## What is expected
Repeat the listing below in full, exactly as it stands.

## Data extract
>> begin

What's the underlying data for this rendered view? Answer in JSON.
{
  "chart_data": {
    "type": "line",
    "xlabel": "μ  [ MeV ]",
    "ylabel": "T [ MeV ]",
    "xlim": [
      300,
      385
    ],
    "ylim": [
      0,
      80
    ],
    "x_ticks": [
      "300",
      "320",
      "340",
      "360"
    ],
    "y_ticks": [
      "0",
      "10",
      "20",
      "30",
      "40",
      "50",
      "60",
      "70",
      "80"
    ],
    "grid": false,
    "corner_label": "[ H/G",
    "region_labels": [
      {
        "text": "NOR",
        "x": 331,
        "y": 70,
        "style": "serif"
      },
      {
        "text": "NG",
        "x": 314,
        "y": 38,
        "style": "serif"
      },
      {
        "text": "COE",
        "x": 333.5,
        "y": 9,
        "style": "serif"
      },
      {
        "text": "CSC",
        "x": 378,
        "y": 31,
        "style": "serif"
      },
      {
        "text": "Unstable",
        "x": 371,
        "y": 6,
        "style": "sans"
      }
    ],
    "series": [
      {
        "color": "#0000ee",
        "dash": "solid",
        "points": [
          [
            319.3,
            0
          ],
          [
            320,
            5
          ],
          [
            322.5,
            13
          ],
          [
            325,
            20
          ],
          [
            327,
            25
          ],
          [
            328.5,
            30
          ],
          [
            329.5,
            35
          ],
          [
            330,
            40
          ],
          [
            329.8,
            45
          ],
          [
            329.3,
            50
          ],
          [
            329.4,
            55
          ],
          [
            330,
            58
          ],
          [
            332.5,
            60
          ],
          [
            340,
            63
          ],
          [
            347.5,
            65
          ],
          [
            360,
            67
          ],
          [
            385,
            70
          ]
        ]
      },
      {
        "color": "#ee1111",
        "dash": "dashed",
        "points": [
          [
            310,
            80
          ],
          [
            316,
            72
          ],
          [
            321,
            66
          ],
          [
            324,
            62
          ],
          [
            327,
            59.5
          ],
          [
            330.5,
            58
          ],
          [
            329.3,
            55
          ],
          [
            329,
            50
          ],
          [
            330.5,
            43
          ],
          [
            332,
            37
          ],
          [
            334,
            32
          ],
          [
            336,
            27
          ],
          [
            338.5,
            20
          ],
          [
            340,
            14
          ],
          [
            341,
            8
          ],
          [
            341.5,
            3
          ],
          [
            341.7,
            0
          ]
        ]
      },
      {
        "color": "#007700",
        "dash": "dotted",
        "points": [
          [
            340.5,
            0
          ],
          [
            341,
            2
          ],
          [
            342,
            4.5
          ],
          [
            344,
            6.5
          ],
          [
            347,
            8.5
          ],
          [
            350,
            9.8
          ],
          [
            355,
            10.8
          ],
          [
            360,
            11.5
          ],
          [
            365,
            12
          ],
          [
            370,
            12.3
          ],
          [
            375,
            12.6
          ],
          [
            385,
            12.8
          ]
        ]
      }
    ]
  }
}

>> end

## Completed task
What's the underlying data for this rendered view? Answer in JSON.
{
  "chart_data": {
    "type": "line",
    "xlabel": "μ  [ MeV ]",
    "ylabel": "T [ MeV ]",
    "xlim": [
      300,
      385
    ],
    "ylim": [
      0,
      80
    ],
    "x_ticks": [
      "300",
      "320",
      "340",
      "360"
    ],
    "y_ticks": [
      "0",
      "10",
      "20",
      "30",
      "40",
      "50",
      "60",
      "70",
      "80"
    ],
    "grid": false,
    "corner_label": "[ H/G",
    "region_labels": [
      {
        "text": "NOR",
        "x": 331,
        "y": 70,
        "style": "serif"
      },
      {
        "text": "NG",
        "x": 314,
        "y": 38,
        "style": "serif"
      },
      {
        "text": "COE",
        "x": 333.5,
        "y": 9,
        "style": "serif"
      },
      {
        "text": "CSC",
        "x": 378,
        "y": 31,
        "style": "serif"
      },
      {
        "text": "Unstable",
        "x": 371,
        "y": 6,
        "style": "sans"
      }
    ],
    "series": [
      {
        "color": "#0000ee",
        "dash": "solid",
        "points": [
          [
            319.3,
            0
          ],
          [
            320,
            5
          ],
          [
            322.5,
            13
          ],
          [
            325,
            20
          ],
          [
            327,
            25
          ],
          [
            328.5,
            30
          ],
          [
            329.5,
            35
          ],
          [
            330,
            40
          ],
          [
            329.8,
            45
          ],
          [
            329.3,
            50
          ],
          [
            329.4,
            55
          ],
          [
            330,
            58
          ],
          [
            332.5,
            60
          ],
          [
            340,
            63
          ],
          [
            347.5,
            65
          ],
          [
            360,
            67
          ],
          [
            385,
            70
          ]
        ]
      },
      {
        "color": "#ee1111",
        "dash": "dashed",
        "points": [
          [
            310,
            80
          ],
          [
            316,
            72
          ],
          [
            321,
            66
          ],
          [
            324,
            62
          ],
          [
            327,
            59.5
          ],
          [
            330.5,
            58
          ],
          [
            329.3,
            55
          ],
          [
            329,
            50
          ],
          [
            330.5,
            43
          ],
          [
            332,
            37
          ],
          [
            334,
            32
          ],
          [
            336,
            27
          ],
          [
            338.5,
            20
          ],
          [
            340,
            14
          ],
          [
            341,
            8
          ],
          [
            341.5,
            3
          ],
          [
            341.7,
            0
          ]
        ]
      },
      {
        "color": "#007700",
        "dash": "dotted",
        "points": [
          [
            340.5,
            0
          ],
          [
            341,
            2
          ],
          [
            342,
            4.5
          ],
          [
            344,
            6.5
          ],
          [
            347,
            8.5
          ],
          [
            350,
            9.8
          ],
          [
            355,
            10.8
          ],
          [
            360,
            11.5
          ],
          [
            365,
            12
          ],
          [
            370,
            12.3
          ],
          [
            375,
            12.6
          ],
          [
            385,
            12.8
          ]
        ]
      }
    ]
  }
}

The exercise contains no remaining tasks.